Problem to work on.
Filter the entries, keeping every line with the word "Migrationshintergrund".

Extracted information.

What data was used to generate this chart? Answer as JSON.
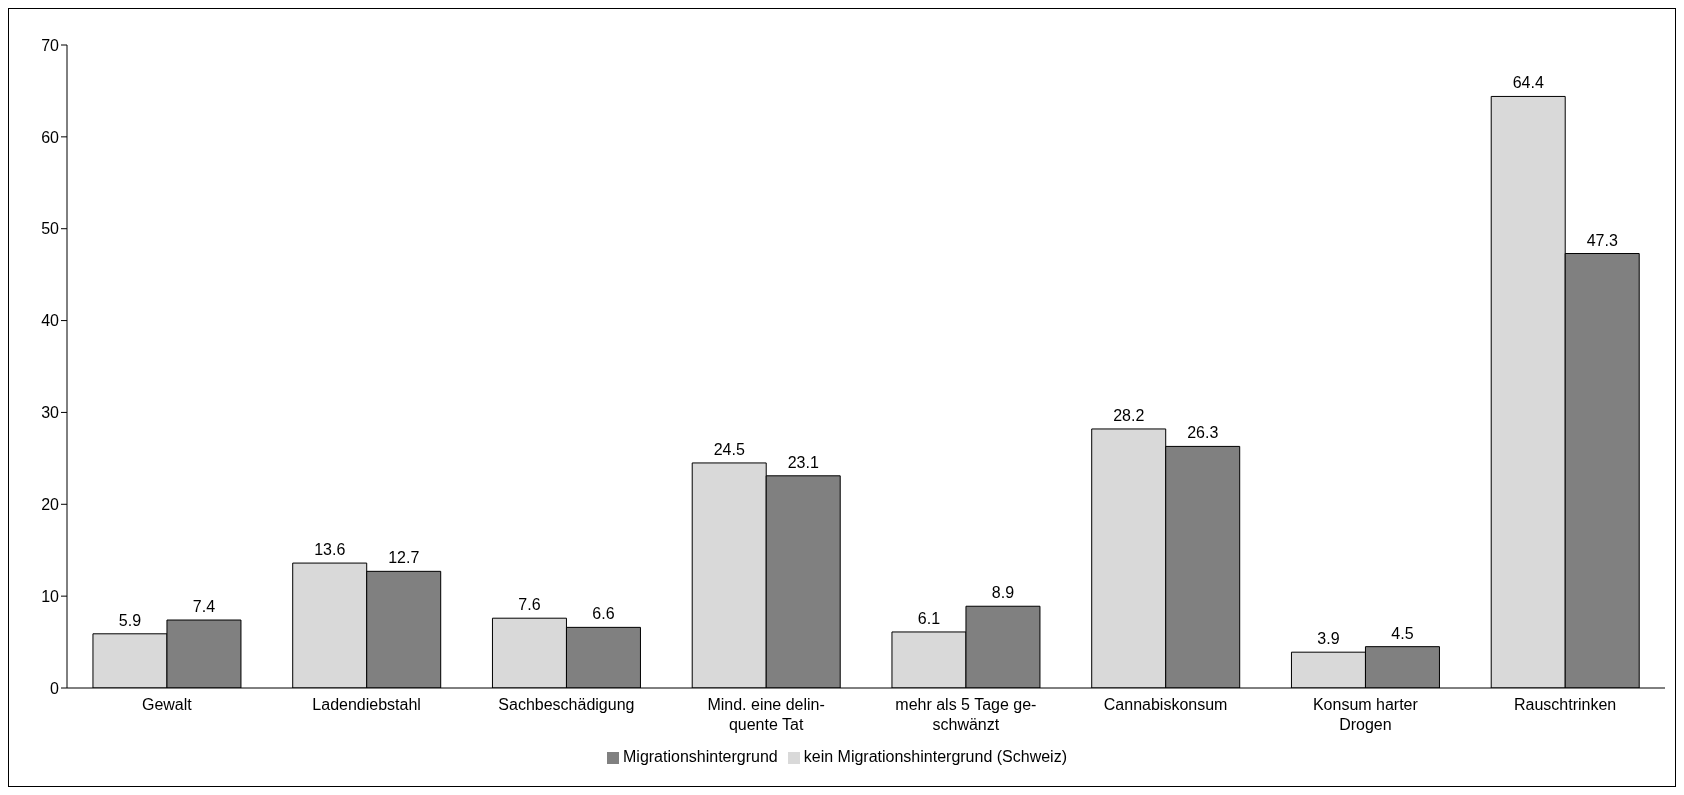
{
  "chart_data": {
    "type": "bar",
    "categories": [
      "Gewalt",
      "Ladendiebstahl",
      "Sachbeschädigung",
      "Mind. eine delin-\nquente Tat",
      "mehr als 5 Tage ge-\nschwänzt",
      "Cannabiskonsum",
      "Konsum harter\nDrogen",
      "Rauschtrinken"
    ],
    "series": [
      {
        "name": "kein Migrationshintergrund (Schweiz)",
        "color": "#d9d9d9",
        "values": [
          5.9,
          13.6,
          7.6,
          24.5,
          6.1,
          28.2,
          3.9,
          64.4
        ]
      },
      {
        "name": "Migrationshintergrund",
        "color": "#808080",
        "values": [
          7.4,
          12.7,
          6.6,
          23.1,
          8.9,
          26.3,
          4.5,
          47.3
        ]
      }
    ],
    "ylim": [
      0,
      70
    ],
    "yticks": [
      0,
      10,
      20,
      30,
      40,
      50,
      60,
      70
    ],
    "grid": false,
    "legend": "bottom",
    "data_labels": true
  }
}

Answer for this exercise.
        "name": "kein Migrationshintergrund (Schweiz)",
        "name": "Migrationshintergrund",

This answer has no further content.